[Aim of the task]:
Repeat the lines that follow, leaving nothing out.

[Given information]:
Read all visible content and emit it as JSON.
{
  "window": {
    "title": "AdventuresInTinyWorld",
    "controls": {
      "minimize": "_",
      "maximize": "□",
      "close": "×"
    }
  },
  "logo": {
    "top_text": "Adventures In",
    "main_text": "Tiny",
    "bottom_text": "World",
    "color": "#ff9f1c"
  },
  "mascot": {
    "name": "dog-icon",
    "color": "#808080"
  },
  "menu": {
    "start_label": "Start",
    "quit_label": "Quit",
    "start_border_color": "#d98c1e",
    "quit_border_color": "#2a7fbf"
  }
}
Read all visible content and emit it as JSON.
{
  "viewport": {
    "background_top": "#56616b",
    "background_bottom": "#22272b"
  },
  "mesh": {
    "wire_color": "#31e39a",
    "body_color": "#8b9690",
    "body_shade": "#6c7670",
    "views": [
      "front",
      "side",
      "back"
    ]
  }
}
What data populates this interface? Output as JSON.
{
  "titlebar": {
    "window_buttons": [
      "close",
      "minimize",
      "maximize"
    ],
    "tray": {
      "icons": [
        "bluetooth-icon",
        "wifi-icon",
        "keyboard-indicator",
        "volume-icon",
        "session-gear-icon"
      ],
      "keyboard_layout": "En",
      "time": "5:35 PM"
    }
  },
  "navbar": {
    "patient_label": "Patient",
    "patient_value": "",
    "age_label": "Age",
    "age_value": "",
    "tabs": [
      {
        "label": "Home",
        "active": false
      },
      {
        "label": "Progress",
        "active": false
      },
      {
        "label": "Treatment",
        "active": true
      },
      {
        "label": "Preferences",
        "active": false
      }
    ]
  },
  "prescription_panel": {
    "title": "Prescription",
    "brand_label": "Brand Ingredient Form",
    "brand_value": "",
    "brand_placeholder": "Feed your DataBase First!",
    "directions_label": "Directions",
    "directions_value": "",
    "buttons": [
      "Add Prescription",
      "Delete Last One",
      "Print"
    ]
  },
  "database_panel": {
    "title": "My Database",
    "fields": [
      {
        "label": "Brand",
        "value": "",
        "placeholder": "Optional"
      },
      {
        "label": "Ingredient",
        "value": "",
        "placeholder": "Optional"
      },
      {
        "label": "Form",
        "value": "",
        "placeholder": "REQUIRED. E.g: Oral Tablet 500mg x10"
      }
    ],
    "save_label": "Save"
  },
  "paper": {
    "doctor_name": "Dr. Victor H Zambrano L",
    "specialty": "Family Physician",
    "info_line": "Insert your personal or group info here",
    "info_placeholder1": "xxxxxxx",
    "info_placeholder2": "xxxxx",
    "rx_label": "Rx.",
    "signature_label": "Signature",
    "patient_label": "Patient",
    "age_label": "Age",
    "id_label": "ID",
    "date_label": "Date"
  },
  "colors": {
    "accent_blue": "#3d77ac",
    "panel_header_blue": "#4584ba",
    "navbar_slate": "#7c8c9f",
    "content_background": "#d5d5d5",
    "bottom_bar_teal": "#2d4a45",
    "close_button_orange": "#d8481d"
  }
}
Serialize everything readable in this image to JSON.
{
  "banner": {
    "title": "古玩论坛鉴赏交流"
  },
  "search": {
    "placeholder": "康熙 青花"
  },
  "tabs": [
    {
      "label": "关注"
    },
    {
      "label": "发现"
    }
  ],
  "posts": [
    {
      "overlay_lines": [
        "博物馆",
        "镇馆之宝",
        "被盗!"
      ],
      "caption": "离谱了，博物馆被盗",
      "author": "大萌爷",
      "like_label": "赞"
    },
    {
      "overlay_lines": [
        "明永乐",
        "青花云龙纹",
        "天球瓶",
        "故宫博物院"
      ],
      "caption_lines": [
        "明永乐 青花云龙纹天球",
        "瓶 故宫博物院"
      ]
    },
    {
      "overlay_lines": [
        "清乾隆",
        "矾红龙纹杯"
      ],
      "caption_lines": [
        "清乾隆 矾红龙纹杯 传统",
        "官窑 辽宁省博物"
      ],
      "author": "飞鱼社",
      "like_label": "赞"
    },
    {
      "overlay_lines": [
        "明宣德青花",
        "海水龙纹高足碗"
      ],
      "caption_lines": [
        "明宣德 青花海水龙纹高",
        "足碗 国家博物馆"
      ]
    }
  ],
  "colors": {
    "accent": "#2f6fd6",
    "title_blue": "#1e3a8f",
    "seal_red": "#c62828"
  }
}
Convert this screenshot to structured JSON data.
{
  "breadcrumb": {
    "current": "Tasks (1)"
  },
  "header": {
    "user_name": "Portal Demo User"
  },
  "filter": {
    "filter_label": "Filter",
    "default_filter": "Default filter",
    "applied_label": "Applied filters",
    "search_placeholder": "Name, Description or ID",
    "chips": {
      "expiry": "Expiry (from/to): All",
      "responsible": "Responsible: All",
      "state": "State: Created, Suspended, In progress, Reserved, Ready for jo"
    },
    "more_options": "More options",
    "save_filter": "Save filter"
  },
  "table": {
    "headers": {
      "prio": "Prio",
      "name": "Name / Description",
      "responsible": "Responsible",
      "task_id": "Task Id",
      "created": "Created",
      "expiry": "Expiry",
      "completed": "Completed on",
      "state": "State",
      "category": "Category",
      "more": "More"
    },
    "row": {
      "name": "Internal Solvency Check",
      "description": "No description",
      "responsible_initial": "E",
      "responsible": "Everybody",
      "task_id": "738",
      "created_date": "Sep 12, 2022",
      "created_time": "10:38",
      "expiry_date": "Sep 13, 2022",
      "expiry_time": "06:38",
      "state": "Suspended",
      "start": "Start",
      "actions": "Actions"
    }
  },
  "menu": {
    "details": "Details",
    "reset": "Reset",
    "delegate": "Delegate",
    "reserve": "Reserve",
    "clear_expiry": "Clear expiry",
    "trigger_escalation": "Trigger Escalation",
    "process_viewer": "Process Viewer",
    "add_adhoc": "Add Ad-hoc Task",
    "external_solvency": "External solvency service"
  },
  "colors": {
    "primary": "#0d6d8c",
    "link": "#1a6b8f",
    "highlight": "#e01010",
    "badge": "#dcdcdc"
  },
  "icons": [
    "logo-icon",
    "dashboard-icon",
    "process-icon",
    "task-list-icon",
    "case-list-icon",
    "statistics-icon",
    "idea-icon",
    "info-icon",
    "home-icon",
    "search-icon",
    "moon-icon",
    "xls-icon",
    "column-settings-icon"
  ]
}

[The output]:
Read all visible content and emit it as JSON.
{
  "window": {
    "title": "AdventuresInTinyWorld",
    "controls": {
      "minimize": "_",
      "maximize": "□",
      "close": "×"
    }
  },
  "logo": {
    "top_text": "Adventures In",
    "main_text": "Tiny",
    "bottom_text": "World",
    "color": "#ff9f1c"
  },
  "mascot": {
    "name": "dog-icon",
    "color": "#808080"
  },
  "menu": {
    "start_label": "Start",
    "quit_label": "Quit",
    "start_border_color": "#d98c1e",
    "quit_border_color": "#2a7fbf"
  }
}
Read all visible content and emit it as JSON.
{
  "viewport": {
    "background_top": "#56616b",
    "background_bottom": "#22272b"
  },
  "mesh": {
    "wire_color": "#31e39a",
    "body_color": "#8b9690",
    "body_shade": "#6c7670",
    "views": [
      "front",
      "side",
      "back"
    ]
  }
}
What data populates this interface? Output as JSON.
{
  "titlebar": {
    "window_buttons": [
      "close",
      "minimize",
      "maximize"
    ],
    "tray": {
      "icons": [
        "bluetooth-icon",
        "wifi-icon",
        "keyboard-indicator",
        "volume-icon",
        "session-gear-icon"
      ],
      "keyboard_layout": "En",
      "time": "5:35 PM"
    }
  },
  "navbar": {
    "patient_label": "Patient",
    "patient_value": "",
    "age_label": "Age",
    "age_value": "",
    "tabs": [
      {
        "label": "Home",
        "active": false
      },
      {
        "label": "Progress",
        "active": false
      },
      {
        "label": "Treatment",
        "active": true
      },
      {
        "label": "Preferences",
        "active": false
      }
    ]
  },
  "prescription_panel": {
    "title": "Prescription",
    "brand_label": "Brand Ingredient Form",
    "brand_value": "",
    "brand_placeholder": "Feed your DataBase First!",
    "directions_label": "Directions",
    "directions_value": "",
    "buttons": [
      "Add Prescription",
      "Delete Last One",
      "Print"
    ]
  },
  "database_panel": {
    "title": "My Database",
    "fields": [
      {
        "label": "Brand",
        "value": "",
        "placeholder": "Optional"
      },
      {
        "label": "Ingredient",
        "value": "",
        "placeholder": "Optional"
      },
      {
        "label": "Form",
        "value": "",
        "placeholder": "REQUIRED. E.g: Oral Tablet 500mg x10"
      }
    ],
    "save_label": "Save"
  },
  "paper": {
    "doctor_name": "Dr. Victor H Zambrano L",
    "specialty": "Family Physician",
    "info_line": "Insert your personal or group info here",
    "info_placeholder1": "xxxxxxx",
    "info_placeholder2": "xxxxx",
    "rx_label": "Rx.",
    "signature_label": "Signature",
    "patient_label": "Patient",
    "age_label": "Age",
    "id_label": "ID",
    "date_label": "Date"
  },
  "colors": {
    "accent_blue": "#3d77ac",
    "panel_header_blue": "#4584ba",
    "navbar_slate": "#7c8c9f",
    "content_background": "#d5d5d5",
    "bottom_bar_teal": "#2d4a45",
    "close_button_orange": "#d8481d"
  }
}
Serialize everything readable in this image to JSON.
{
  "banner": {
    "title": "古玩论坛鉴赏交流"
  },
  "search": {
    "placeholder": "康熙 青花"
  },
  "tabs": [
    {
      "label": "关注"
    },
    {
      "label": "发现"
    }
  ],
  "posts": [
    {
      "overlay_lines": [
        "博物馆",
        "镇馆之宝",
        "被盗!"
      ],
      "caption": "离谱了，博物馆被盗",
      "author": "大萌爷",
      "like_label": "赞"
    },
    {
      "overlay_lines": [
        "明永乐",
        "青花云龙纹",
        "天球瓶",
        "故宫博物院"
      ],
      "caption_lines": [
        "明永乐 青花云龙纹天球",
        "瓶 故宫博物院"
      ]
    },
    {
      "overlay_lines": [
        "清乾隆",
        "矾红龙纹杯"
      ],
      "caption_lines": [
        "清乾隆 矾红龙纹杯 传统",
        "官窑 辽宁省博物"
      ],
      "author": "飞鱼社",
      "like_label": "赞"
    },
    {
      "overlay_lines": [
        "明宣德青花",
        "海水龙纹高足碗"
      ],
      "caption_lines": [
        "明宣德 青花海水龙纹高",
        "足碗 国家博物馆"
      ]
    }
  ],
  "colors": {
    "accent": "#2f6fd6",
    "title_blue": "#1e3a8f",
    "seal_red": "#c62828"
  }
}
Convert this screenshot to structured JSON data.
{
  "breadcrumb": {
    "current": "Tasks (1)"
  },
  "header": {
    "user_name": "Portal Demo User"
  },
  "filter": {
    "filter_label": "Filter",
    "default_filter": "Default filter",
    "applied_label": "Applied filters",
    "search_placeholder": "Name, Description or ID",
    "chips": {
      "expiry": "Expiry (from/to): All",
      "responsible": "Responsible: All",
      "state": "State: Created, Suspended, In progress, Reserved, Ready for jo"
    },
    "more_options": "More options",
    "save_filter": "Save filter"
  },
  "table": {
    "headers": {
      "prio": "Prio",
      "name": "Name / Description",
      "responsible": "Responsible",
      "task_id": "Task Id",
      "created": "Created",
      "expiry": "Expiry",
      "completed": "Completed on",
      "state": "State",
      "category": "Category",
      "more": "More"
    },
    "row": {
      "name": "Internal Solvency Check",
      "description": "No description",
      "responsible_initial": "E",
      "responsible": "Everybody",
      "task_id": "738",
      "created_date": "Sep 12, 2022",
      "created_time": "10:38",
      "expiry_date": "Sep 13, 2022",
      "expiry_time": "06:38",
      "state": "Suspended",
      "start": "Start",
      "actions": "Actions"
    }
  },
  "menu": {
    "details": "Details",
    "reset": "Reset",
    "delegate": "Delegate",
    "reserve": "Reserve",
    "clear_expiry": "Clear expiry",
    "trigger_escalation": "Trigger Escalation",
    "process_viewer": "Process Viewer",
    "add_adhoc": "Add Ad-hoc Task",
    "external_solvency": "External solvency service"
  },
  "colors": {
    "primary": "#0d6d8c",
    "link": "#1a6b8f",
    "highlight": "#e01010",
    "badge": "#dcdcdc"
  },
  "icons": [
    "logo-icon",
    "dashboard-icon",
    "process-icon",
    "task-list-icon",
    "case-list-icon",
    "statistics-icon",
    "idea-icon",
    "info-icon",
    "home-icon",
    "search-icon",
    "moon-icon",
    "xls-icon",
    "column-settings-icon"
  ]
}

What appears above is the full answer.